PROBLEM STATEMENT:
The entries below contain pictures. Retype everything except those pictures, exactly as given.

GIVEN DATA:

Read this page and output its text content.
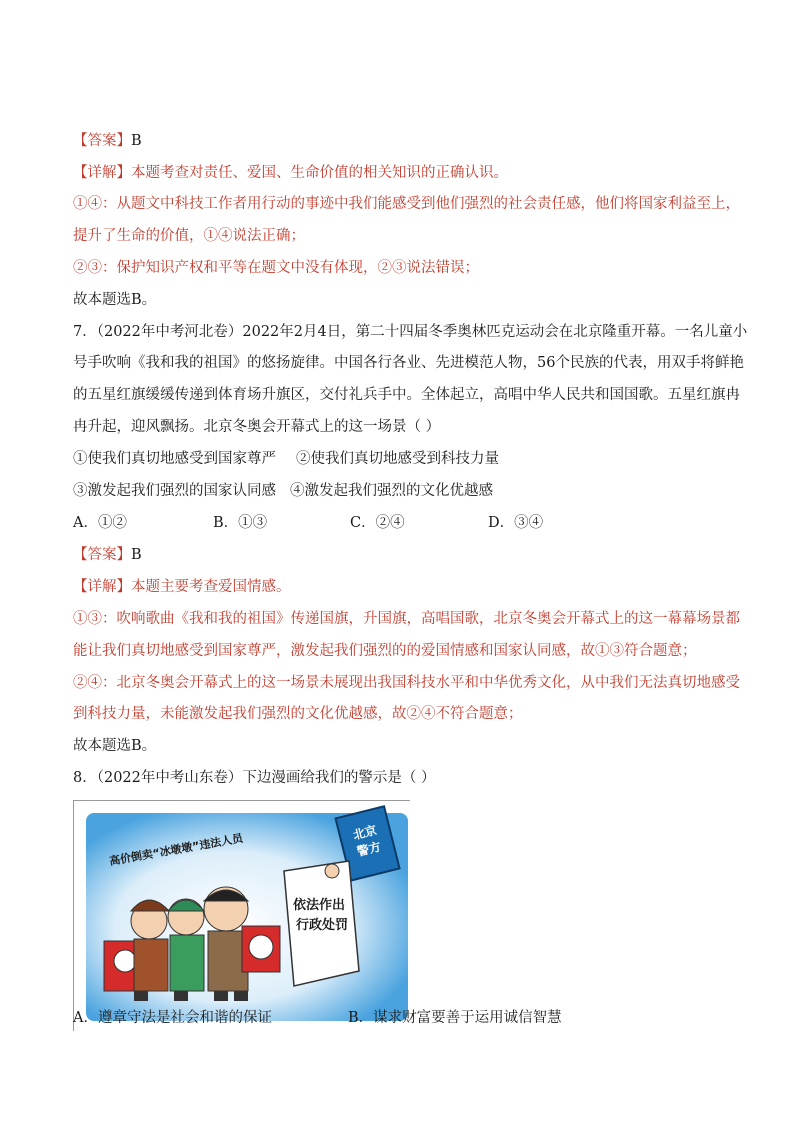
【答案】B
【详解】本题考查对责任、爱国、生命价值的相关知识的正确认识。
①④：从题文中科技工作者用行动的事迹中我们能感受到他们强烈的社会责任感，他们将国家利益至上，
提升了生命的价值，①④说法正确；
②③：保护知识产权和平等在题文中没有体现，②③说法错误；
故本题选B。
7．（2022年中考河北卷）2022年2月4日，第二十四届冬季奥林匹克运动会在北京隆重开幕。一名儿童小
号手吹响《我和我的祖国》的悠扬旋律。中国各行各业、先进模范人物，56个民族的代表，用双手将鲜艳
的五星红旗缓缓传递到体育场升旗区，交付礼兵手中。全体起立，高唱中华人民共和国国歌。五星红旗冉
冉升起，迎风飘扬。北京冬奥会开幕式上的这一场景（ ）
①使我们真切地感受到国家尊严 ②使我们真切地感受到科技力量
③激发起我们强烈的国家认同感 ④激发起我们强烈的文化优越感
A．①②	B．①③	C．②④	D．③④
【答案】B
【详解】本题主要考查爱国情感。
①③：吹响歌曲《我和我的祖国》传递国旗，升国旗，高唱国歌，北京冬奥会开幕式上的这一幕幕场景都
能让我们真切地感受到国家尊严，激发起我们强烈的的爱国情感和国家认同感，故①③符合题意；
②④：北京冬奥会开幕式上的这一场景未展现出我国科技水平和中华优秀文化，从中我们无法真切地感受
到科技力量，未能激发起我们强烈的文化优越感，故②④不符合题意；
故本题选B。
8．（2022年中考山东卷）下边漫画给我们的警示是（ ）
北京
警方
依法作出
行政处罚
高价倒卖“冰墩墩”违法人员
A．遵章守法是社会和谐的保证	B．谋求财富要善于运用诚信智慧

EXERCISE ANSWER:
Read this page and output its text content.
【答案】B
【详解】本题考查对责任、爱国、生命价值的相关知识的正确认识。
①④：从题文中科技工作者用行动的事迹中我们能感受到他们强烈的社会责任感，他们将国家利益至上，
提升了生命的价值，①④说法正确；
②③：保护知识产权和平等在题文中没有体现，②③说法错误；
故本题选B。
7．（2022年中考河北卷）2022年2月4日，第二十四届冬季奥林匹克运动会在北京隆重开幕。一名儿童小
号手吹响《我和我的祖国》的悠扬旋律。中国各行各业、先进模范人物，56个民族的代表，用双手将鲜艳
的五星红旗缓缓传递到体育场升旗区，交付礼兵手中。全体起立，高唱中华人民共和国国歌。五星红旗冉
冉升起，迎风飘扬。北京冬奥会开幕式上的这一场景（ ）
①使我们真切地感受到国家尊严 ②使我们真切地感受到科技力量
③激发起我们强烈的国家认同感 ④激发起我们强烈的文化优越感
A．①②	B．①③	C．②④	D．③④
【答案】B
【详解】本题主要考查爱国情感。
①③：吹响歌曲《我和我的祖国》传递国旗，升国旗，高唱国歌，北京冬奥会开幕式上的这一幕幕场景都
能让我们真切地感受到国家尊严，激发起我们强烈的的爱国情感和国家认同感，故①③符合题意；
②④：北京冬奥会开幕式上的这一场景未展现出我国科技水平和中华优秀文化，从中我们无法真切地感受
到科技力量，未能激发起我们强烈的文化优越感，故②④不符合题意；
故本题选B。
8．（2022年中考山东卷）下边漫画给我们的警示是（ ）
北京
警方
依法作出
行政处罚
高价倒卖“冰墩墩”违法人员
A．遵章守法是社会和谐的保证	B．谋求财富要善于运用诚信智慧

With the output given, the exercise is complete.